**Requirement**
Only the number is wanted: count the lines that include the word "have".

**Dataset entries**
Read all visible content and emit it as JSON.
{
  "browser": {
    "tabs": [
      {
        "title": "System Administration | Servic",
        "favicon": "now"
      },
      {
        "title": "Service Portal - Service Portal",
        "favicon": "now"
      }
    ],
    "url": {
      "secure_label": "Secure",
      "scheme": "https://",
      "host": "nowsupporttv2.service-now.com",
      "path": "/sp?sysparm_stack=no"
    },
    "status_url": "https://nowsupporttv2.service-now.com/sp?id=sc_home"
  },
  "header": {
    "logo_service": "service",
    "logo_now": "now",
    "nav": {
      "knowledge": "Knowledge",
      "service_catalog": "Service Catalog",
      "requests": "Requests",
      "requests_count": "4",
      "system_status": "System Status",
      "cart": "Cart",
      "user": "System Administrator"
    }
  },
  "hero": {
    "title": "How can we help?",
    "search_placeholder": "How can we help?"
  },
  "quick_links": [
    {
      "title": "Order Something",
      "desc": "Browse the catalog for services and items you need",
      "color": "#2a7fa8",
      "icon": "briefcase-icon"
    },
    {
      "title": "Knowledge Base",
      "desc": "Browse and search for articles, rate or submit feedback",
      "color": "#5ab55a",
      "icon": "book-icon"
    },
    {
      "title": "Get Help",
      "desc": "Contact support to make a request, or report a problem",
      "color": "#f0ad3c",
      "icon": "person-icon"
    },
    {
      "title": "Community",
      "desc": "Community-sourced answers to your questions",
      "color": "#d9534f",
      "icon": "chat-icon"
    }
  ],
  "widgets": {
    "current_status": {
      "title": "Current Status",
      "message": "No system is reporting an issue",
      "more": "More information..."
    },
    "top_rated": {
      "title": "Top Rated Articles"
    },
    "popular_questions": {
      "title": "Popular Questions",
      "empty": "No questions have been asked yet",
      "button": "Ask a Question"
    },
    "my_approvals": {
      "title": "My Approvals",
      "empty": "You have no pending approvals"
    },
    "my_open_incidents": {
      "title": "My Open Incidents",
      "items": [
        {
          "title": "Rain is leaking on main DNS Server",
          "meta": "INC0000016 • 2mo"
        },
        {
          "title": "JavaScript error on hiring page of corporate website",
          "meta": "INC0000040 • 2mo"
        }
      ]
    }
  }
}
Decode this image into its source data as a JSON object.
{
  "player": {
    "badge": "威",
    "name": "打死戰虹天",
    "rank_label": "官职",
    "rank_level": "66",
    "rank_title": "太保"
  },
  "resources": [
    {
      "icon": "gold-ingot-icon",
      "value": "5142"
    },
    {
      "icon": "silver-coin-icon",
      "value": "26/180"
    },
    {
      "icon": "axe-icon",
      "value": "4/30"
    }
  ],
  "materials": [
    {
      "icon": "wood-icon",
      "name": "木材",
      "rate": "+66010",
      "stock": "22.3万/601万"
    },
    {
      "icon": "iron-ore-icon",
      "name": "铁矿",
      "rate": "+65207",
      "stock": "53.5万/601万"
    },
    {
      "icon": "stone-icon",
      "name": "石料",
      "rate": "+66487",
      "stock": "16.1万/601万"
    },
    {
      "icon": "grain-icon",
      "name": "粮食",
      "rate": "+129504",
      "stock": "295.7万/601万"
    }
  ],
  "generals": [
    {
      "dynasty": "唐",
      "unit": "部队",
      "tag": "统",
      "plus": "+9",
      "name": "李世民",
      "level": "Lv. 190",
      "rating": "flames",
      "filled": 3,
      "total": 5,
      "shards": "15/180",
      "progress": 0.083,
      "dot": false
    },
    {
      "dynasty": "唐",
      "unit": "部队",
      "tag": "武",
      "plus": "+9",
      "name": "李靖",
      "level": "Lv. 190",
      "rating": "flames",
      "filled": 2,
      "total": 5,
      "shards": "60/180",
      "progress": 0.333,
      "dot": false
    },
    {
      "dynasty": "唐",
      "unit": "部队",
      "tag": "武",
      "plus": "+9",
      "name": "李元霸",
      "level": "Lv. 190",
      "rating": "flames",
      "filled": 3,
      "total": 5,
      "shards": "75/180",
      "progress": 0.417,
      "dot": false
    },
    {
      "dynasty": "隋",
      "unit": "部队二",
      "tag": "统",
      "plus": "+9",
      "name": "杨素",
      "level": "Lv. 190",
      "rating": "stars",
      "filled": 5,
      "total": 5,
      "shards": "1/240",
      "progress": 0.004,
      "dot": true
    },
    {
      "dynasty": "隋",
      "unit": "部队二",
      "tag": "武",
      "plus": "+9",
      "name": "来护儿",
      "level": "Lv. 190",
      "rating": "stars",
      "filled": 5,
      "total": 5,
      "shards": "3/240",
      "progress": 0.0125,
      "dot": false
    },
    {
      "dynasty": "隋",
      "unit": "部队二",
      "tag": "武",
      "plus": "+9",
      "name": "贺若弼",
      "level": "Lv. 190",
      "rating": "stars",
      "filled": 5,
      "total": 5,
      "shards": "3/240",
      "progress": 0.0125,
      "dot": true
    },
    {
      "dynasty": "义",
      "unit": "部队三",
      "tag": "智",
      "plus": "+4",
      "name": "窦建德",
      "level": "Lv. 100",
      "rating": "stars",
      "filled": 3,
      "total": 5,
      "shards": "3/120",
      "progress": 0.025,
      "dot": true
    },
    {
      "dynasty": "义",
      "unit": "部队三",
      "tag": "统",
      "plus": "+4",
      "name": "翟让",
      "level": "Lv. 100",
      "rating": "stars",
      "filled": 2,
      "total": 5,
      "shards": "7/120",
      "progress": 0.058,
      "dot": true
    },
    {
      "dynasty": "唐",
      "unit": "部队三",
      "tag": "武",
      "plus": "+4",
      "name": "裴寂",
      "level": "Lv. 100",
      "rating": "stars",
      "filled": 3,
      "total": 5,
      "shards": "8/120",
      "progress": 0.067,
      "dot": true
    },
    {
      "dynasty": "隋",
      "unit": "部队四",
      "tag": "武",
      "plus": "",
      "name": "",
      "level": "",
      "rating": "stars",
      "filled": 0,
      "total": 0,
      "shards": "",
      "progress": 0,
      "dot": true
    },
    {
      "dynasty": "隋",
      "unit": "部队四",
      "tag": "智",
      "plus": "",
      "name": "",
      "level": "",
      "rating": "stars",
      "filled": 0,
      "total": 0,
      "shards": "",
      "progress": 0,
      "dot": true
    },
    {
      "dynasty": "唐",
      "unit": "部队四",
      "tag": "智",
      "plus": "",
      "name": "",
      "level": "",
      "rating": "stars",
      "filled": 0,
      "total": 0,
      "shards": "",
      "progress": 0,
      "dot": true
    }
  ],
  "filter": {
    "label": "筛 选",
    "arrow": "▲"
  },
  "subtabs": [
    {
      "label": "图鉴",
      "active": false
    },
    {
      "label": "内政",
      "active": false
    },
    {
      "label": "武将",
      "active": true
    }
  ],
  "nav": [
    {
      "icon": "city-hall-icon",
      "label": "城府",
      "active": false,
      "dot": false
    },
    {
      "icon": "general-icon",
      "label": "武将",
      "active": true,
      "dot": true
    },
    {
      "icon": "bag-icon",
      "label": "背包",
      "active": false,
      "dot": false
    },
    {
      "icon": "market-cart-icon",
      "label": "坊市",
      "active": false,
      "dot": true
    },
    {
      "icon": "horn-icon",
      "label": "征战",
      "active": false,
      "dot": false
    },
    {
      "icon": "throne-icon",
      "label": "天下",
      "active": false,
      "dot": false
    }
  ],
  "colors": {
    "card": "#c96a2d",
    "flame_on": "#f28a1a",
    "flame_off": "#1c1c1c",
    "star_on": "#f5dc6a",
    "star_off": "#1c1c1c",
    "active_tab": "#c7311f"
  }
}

**Response to the task**
2